**TAREFA A REALIZAR**
Troque "Madrasta" por "Bruxa" no trecho selecionado e reescreva a parte que começa em "Maria, vendo seu" e termina em "julgado e tarjado.".

**TRECHO SELECIONADO**
Espero que as pessoas olhem e digam: “É uma Nossa Senhora das Dores vestida como a

rainha de Copas”, como já disseram em minha página de rede social quando postei a foto

deste busto. Muitos me disseram que pareciam com imagens de Nossa Senhora, como a Nossa

Senhora de Salete, que tradicionalmente é retratada chorando. Quero que as pessoas se

questionem por que ela tem um rosto triste e de perda, como conhecemos na história cristã de

Maria, vendo seu filho Jesus pregado na cruz, o porquê da Madrasta apresentar esse mesmo

rosto de dor contrita, lágrimas, mais ao mesmo tempo ser tarjada pela sociedade como vilã. O

que pretendo transmitir é que quando uma pessoa consegue controlar seus sentimentos, ela

passa despercebida na sociedade imune de julgamentos. Pois como já dizia meu avô, se você

quer ser uma pessoa boa, você tem que ser 100% boa, por que se você for 99%, esse 1% será

motivo para que você seja julgado e tarjado.

Se uma pessoa é muito boa, pode acontecer algo, que de uma hora para a outra, a deixe

exatamente o oposto. Acredito ser por isso que as pessoas, hoje em dia, procuram se controlar

para parecerem comuns na sociedade. Porém se deixar transparecer algo que a sociedade

considera negativo, ela vai ser apontada, julgada e até mesmo isolada.

**CONTEÚDO DOS DADOS**
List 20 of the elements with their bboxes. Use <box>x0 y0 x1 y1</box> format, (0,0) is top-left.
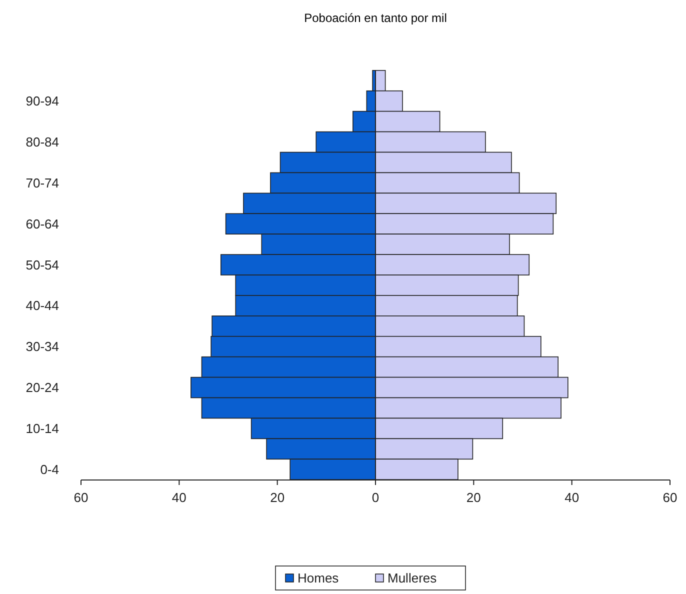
x-tick-label: 0 <box>372 490 380 505</box>
x-tick-label: 40 <box>172 490 186 505</box>
y-tick-label: 20-24 <box>26 380 59 396</box>
legend-label: Homes <box>298 570 340 586</box>
y-tick-label: 10-14 <box>26 420 59 436</box>
y-tick-label: 30-34 <box>26 339 59 354</box>
y-tick-label: 90-94 <box>26 94 59 109</box>
y-tick-label: 0-4 <box>40 462 59 477</box>
x-tick-label: 40 <box>564 490 580 505</box>
y-tick-label: 70-74 <box>26 175 59 190</box>
legend-label: Mulleres <box>388 570 438 586</box>
x-tick-label: 20 <box>270 490 285 505</box>
y-tick-label: 50-54 <box>26 257 59 272</box>
x-tick-label: 60 <box>74 490 88 505</box>
y-tick-label: 60-64 <box>26 216 59 232</box>
y-tick-label: 40-44 <box>26 298 59 314</box>
x-tick-label: 60 <box>662 490 678 505</box>
chart-title: Poboación en tanto por mil <box>304 11 447 25</box>
x-tick-label: 20 <box>466 490 481 505</box>
y-tick-label: 80-84 <box>26 134 59 150</box>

**SOLUÇÃO DO PROBLEMA**
Maria, vendo seu filho Jesus pregado na cruz, o porquê da Bruxa apresentar esse mesmo

rosto de dor contrita, lágrimas, mais ao mesmo tempo ser tarjada pela sociedade como vilã. O

que pretendo transmitir é que quando uma pessoa consegue controlar seus sentimentos, ela

passa despercebida na sociedade imune de julgamentos. Pois como já dizia meu avô, se você

quer ser uma pessoa boa, você tem que ser 100% boa, por que se você for 99%, esse 1% será

motivo para que você seja julgado e tarjado.